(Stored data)
=-=-=
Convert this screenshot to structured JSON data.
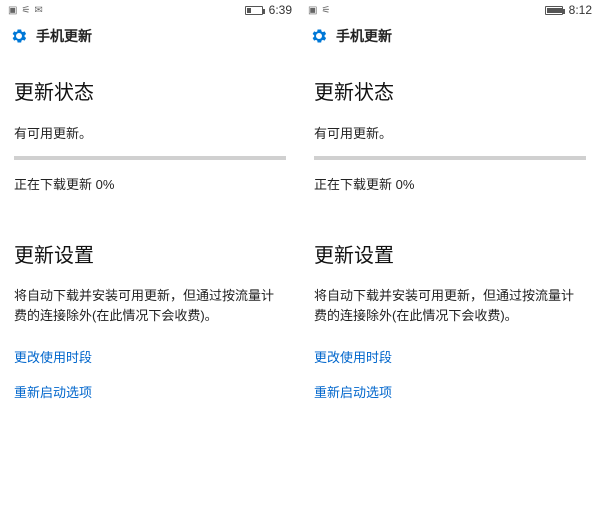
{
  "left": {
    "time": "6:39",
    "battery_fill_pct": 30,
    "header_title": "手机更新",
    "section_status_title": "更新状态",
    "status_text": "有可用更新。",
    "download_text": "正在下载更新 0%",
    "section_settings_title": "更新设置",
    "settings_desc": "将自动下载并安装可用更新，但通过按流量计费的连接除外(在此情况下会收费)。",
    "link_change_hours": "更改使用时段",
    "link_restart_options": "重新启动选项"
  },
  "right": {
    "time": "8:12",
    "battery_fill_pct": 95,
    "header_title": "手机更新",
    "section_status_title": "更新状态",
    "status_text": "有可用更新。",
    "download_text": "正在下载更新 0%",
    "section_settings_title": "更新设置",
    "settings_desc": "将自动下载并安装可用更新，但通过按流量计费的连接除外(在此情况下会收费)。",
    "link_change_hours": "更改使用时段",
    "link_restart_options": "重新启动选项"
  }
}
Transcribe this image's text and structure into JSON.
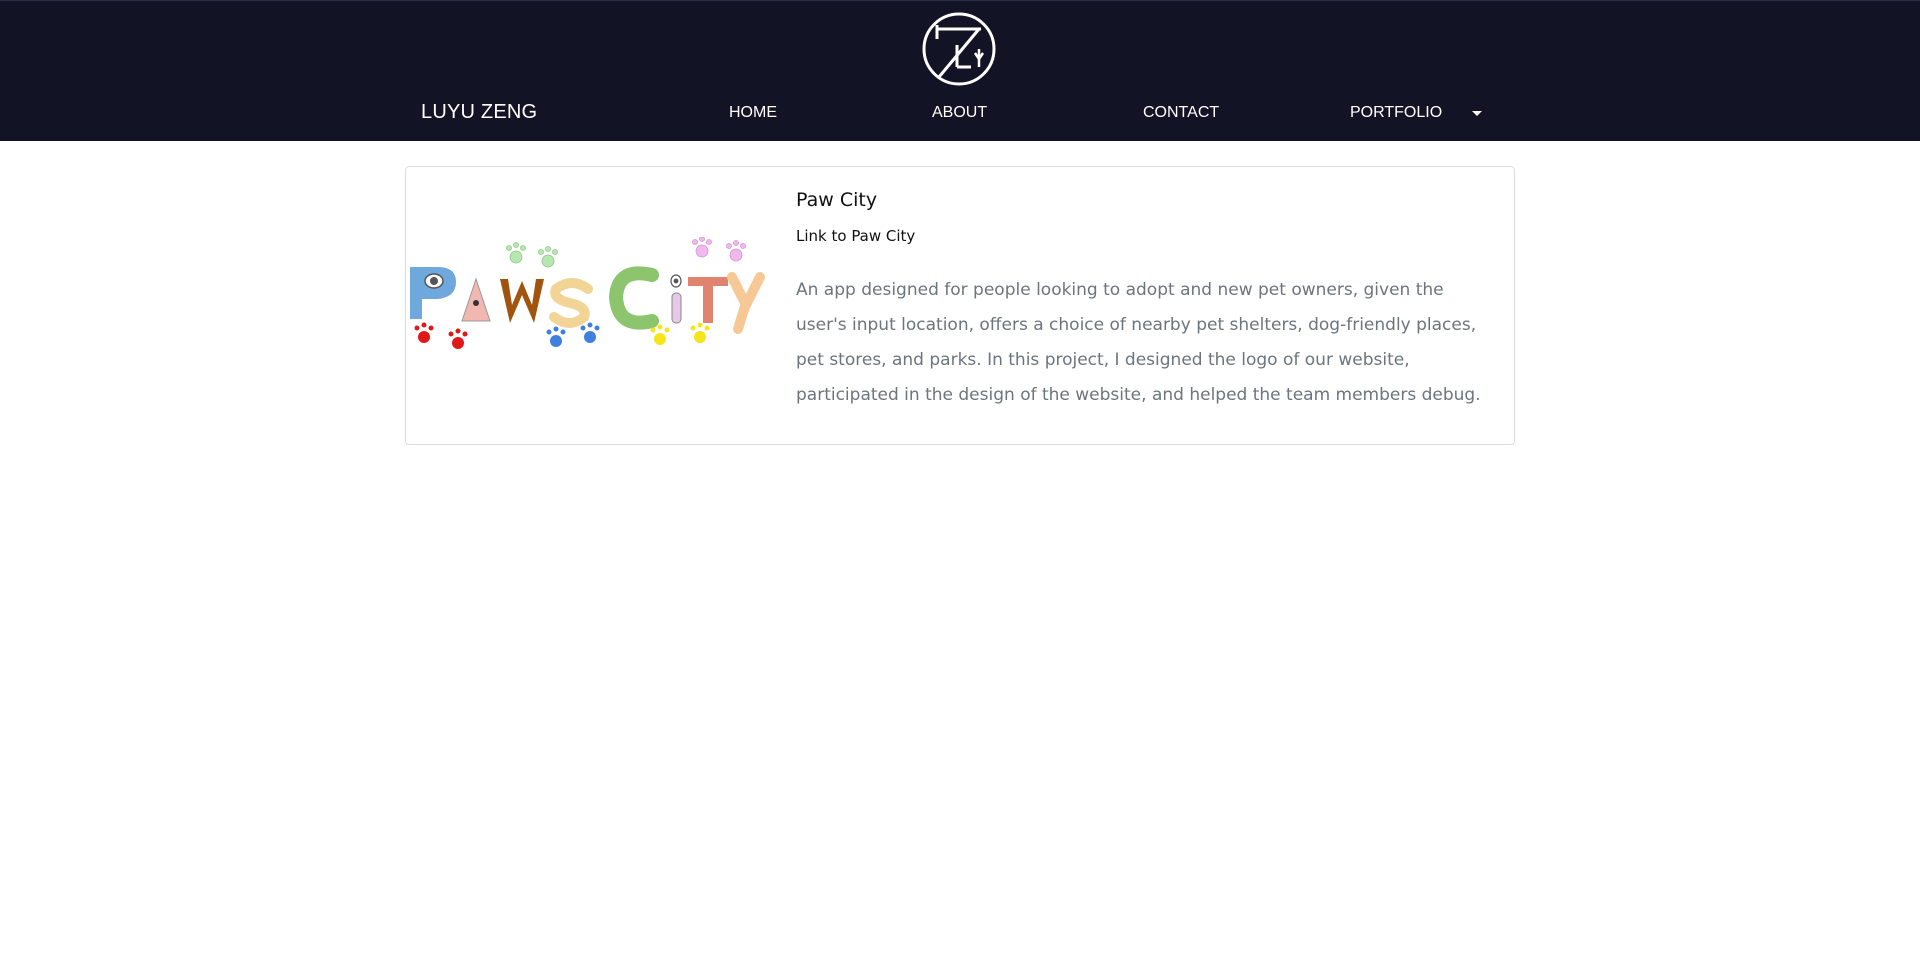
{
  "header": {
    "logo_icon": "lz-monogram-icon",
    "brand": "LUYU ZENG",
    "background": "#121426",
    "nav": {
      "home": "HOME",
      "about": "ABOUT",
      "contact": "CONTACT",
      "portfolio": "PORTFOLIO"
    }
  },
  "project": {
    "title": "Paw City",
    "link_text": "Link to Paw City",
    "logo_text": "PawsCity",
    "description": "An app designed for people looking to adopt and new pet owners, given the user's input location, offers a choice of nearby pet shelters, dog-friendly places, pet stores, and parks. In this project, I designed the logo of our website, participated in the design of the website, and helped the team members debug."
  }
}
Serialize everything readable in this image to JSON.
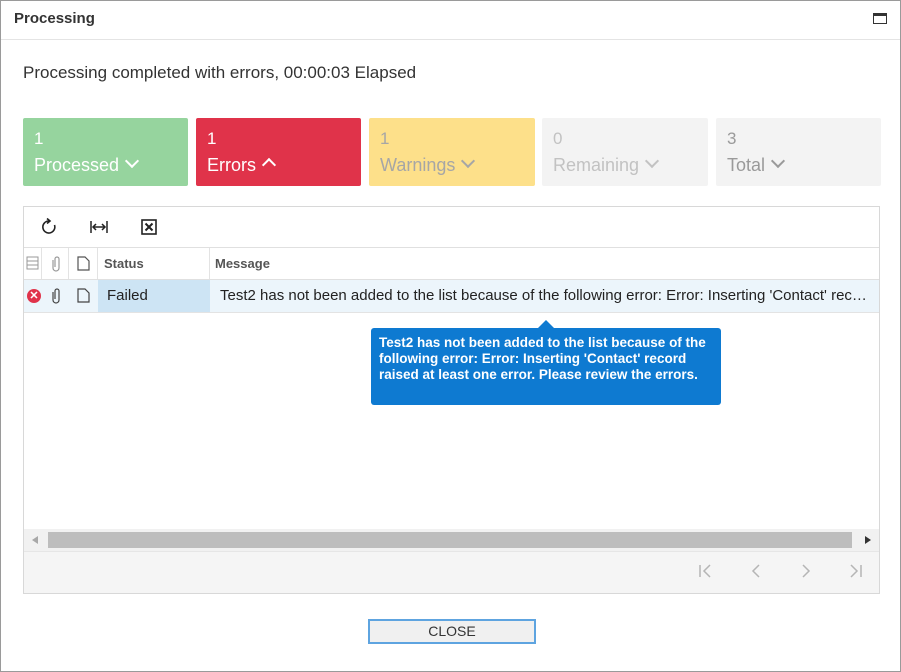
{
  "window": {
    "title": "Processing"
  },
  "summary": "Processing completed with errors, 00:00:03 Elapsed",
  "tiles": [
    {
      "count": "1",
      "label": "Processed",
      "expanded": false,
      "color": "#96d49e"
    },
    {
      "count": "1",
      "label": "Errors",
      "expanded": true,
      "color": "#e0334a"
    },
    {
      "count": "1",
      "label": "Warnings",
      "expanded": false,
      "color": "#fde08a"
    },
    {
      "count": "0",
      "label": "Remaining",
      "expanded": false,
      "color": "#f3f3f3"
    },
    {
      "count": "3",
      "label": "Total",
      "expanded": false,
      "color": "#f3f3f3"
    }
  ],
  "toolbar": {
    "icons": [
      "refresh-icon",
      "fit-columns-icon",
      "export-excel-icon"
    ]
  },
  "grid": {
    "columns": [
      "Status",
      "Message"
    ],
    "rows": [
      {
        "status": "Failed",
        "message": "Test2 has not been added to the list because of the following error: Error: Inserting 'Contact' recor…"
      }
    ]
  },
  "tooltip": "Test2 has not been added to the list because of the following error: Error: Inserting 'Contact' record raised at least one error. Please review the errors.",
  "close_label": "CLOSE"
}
=-=-=
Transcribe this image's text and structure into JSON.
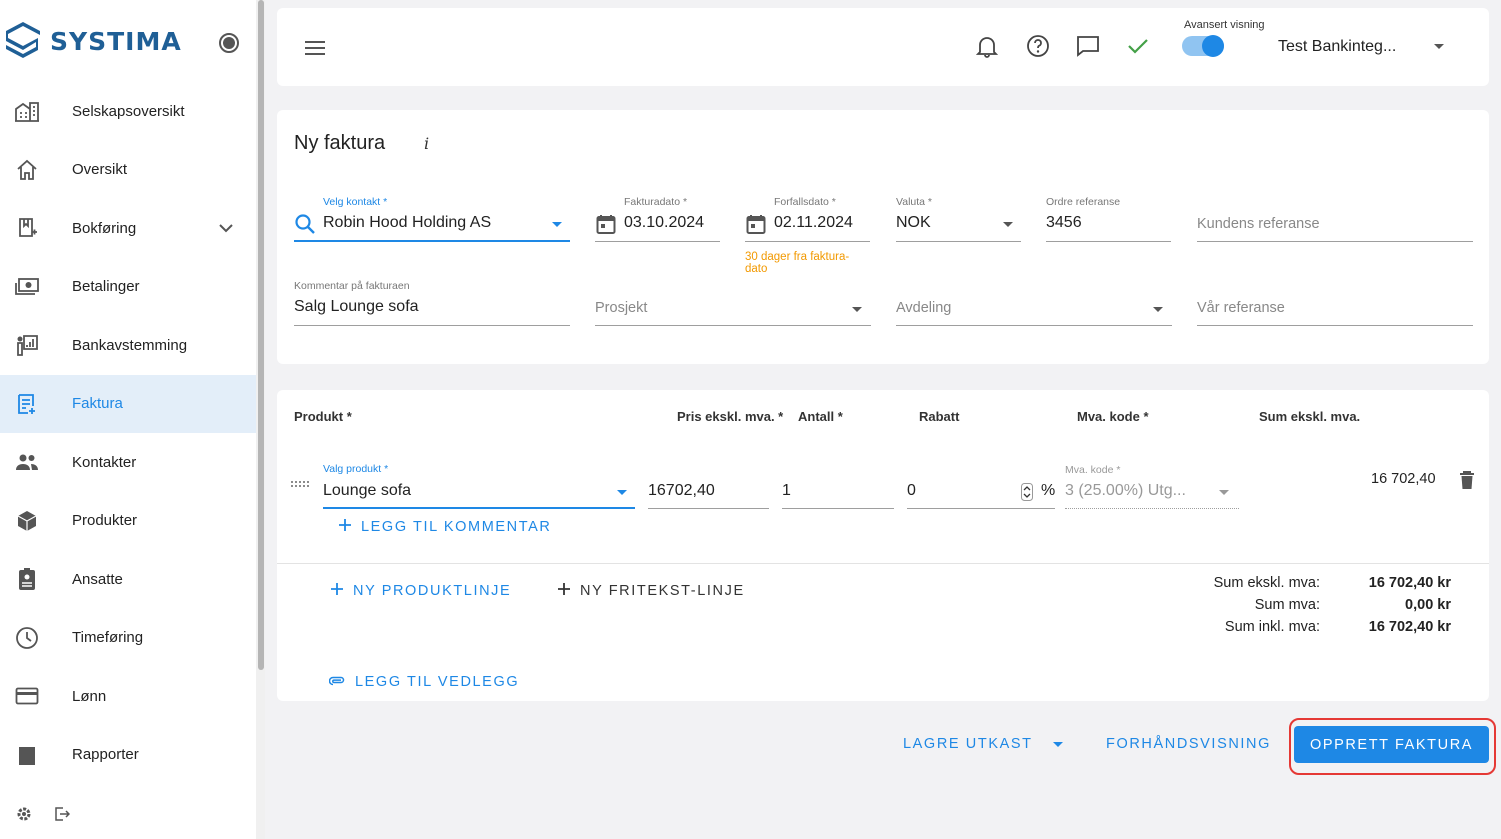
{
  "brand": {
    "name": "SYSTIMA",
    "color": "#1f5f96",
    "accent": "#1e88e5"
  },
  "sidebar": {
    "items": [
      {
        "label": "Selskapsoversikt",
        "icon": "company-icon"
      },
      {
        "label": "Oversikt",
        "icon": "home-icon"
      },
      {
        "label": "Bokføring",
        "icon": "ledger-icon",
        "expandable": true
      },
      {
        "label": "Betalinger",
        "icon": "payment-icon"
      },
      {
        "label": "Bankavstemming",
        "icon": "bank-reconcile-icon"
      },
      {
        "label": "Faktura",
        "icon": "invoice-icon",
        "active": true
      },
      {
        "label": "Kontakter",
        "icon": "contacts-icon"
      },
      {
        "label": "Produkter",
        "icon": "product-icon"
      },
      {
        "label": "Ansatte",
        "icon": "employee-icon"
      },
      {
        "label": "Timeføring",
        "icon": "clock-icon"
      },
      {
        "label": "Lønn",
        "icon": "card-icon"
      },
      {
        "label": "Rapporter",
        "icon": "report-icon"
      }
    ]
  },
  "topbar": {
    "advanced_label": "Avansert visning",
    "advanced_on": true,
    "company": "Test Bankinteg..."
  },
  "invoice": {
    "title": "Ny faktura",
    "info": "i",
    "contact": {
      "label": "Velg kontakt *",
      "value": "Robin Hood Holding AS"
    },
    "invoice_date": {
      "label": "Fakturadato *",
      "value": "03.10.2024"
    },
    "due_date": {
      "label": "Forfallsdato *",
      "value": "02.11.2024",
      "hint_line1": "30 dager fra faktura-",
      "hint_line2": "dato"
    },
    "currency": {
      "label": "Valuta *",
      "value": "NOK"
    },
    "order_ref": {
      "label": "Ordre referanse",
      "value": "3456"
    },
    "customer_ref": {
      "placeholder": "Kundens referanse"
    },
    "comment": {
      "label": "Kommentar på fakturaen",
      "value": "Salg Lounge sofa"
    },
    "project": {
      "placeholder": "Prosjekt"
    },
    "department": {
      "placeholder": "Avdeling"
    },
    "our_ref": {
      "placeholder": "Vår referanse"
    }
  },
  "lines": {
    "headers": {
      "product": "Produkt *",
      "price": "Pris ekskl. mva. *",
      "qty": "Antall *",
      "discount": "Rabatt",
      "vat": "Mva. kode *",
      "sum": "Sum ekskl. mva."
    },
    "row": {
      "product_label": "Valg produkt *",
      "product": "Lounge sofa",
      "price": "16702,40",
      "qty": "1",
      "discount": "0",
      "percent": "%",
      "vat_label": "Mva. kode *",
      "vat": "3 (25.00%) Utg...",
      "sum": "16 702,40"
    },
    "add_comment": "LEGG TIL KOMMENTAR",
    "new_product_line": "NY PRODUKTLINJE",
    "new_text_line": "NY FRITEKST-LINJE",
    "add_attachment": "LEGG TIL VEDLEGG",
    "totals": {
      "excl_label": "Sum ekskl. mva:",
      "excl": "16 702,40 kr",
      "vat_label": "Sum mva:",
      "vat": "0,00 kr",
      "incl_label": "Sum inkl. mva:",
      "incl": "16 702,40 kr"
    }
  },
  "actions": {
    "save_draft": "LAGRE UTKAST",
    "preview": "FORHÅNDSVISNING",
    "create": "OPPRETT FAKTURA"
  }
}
=-=-=
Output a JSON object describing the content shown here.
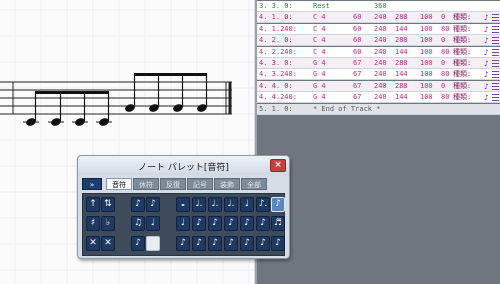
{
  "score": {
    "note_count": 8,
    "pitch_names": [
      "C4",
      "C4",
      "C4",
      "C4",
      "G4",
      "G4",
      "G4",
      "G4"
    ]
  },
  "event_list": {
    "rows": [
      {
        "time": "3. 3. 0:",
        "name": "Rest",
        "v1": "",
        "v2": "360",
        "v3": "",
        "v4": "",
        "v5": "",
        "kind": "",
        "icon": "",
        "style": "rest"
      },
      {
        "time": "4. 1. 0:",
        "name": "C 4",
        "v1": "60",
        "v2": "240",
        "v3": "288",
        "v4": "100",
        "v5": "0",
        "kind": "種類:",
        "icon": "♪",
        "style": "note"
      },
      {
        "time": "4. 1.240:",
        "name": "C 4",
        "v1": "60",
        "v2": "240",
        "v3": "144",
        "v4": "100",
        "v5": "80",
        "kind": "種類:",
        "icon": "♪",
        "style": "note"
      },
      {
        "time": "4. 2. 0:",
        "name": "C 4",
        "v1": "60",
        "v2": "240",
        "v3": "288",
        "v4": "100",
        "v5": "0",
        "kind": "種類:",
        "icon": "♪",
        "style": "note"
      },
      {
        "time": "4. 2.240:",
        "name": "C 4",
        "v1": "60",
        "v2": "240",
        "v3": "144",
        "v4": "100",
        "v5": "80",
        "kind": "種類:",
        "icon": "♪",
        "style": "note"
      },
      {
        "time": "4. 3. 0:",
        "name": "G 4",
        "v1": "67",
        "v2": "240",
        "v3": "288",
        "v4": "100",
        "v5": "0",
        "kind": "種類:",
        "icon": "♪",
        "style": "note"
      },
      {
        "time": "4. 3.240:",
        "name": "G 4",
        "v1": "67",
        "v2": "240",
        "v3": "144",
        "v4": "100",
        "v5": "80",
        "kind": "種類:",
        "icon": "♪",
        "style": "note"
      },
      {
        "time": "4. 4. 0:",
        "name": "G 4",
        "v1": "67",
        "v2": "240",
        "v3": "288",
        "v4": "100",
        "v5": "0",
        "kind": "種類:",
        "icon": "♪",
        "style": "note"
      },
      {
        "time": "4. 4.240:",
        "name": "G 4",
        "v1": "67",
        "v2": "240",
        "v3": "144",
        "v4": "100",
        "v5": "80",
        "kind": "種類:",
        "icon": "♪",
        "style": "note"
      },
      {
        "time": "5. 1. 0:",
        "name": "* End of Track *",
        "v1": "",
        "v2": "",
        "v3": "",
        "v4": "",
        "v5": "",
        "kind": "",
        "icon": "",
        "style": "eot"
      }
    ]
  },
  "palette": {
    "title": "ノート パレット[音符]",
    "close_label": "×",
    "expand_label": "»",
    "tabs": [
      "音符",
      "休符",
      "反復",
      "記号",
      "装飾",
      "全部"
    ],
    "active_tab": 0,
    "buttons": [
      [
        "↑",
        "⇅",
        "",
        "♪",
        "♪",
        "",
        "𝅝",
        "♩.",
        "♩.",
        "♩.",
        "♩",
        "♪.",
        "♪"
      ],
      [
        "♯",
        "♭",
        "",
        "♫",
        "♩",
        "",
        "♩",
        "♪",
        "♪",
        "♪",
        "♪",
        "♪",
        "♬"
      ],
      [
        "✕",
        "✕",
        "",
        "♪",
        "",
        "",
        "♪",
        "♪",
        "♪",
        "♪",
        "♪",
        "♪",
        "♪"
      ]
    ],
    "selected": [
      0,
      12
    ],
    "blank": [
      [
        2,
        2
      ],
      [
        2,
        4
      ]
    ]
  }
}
=-=-=
:: DO THIS ::
Wherever a line in the data above holds "company", copy that line.

:: WRITTEN RESPONSE ::
        "icon": "company-icon"
    "company": "Test Bankinteg..."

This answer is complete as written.